WHAT THE EXERCISE ASKS
Across the listing below, count the lines that mention the string "водных". Reply with the figure only.

(Extracted records)
━━━━━━━━

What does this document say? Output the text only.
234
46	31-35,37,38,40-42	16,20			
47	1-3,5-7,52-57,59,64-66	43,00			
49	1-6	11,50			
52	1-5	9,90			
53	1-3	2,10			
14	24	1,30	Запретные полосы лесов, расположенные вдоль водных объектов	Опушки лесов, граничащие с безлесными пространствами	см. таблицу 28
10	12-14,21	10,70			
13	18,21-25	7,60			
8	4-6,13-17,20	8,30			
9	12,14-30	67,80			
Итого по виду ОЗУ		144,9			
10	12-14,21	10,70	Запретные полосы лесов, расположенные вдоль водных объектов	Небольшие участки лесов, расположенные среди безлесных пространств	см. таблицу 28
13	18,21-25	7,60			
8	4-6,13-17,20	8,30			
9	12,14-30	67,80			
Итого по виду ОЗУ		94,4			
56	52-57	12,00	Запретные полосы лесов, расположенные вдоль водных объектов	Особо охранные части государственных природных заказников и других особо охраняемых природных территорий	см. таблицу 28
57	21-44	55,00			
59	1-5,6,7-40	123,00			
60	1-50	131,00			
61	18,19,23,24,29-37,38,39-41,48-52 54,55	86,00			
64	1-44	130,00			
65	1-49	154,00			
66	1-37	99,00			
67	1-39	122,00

━━━━━━━━

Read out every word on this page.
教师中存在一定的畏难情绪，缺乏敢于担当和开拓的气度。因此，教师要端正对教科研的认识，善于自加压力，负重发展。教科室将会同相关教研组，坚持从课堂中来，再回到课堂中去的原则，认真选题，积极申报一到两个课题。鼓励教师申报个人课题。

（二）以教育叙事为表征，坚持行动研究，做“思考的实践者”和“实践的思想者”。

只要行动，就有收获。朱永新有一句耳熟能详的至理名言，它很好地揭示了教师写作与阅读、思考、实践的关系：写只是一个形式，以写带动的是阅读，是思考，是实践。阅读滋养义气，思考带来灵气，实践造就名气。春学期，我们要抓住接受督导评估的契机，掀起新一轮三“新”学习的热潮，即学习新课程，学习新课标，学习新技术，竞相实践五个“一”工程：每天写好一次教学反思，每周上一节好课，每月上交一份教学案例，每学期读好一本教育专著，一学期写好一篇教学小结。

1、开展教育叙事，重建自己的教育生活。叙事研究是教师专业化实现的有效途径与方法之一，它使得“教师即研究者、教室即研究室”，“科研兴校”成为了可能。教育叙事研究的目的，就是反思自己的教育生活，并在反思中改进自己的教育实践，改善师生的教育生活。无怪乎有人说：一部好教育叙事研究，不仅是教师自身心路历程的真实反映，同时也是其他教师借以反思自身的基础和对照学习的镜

━━━━━━━━

RESULT BELOW
3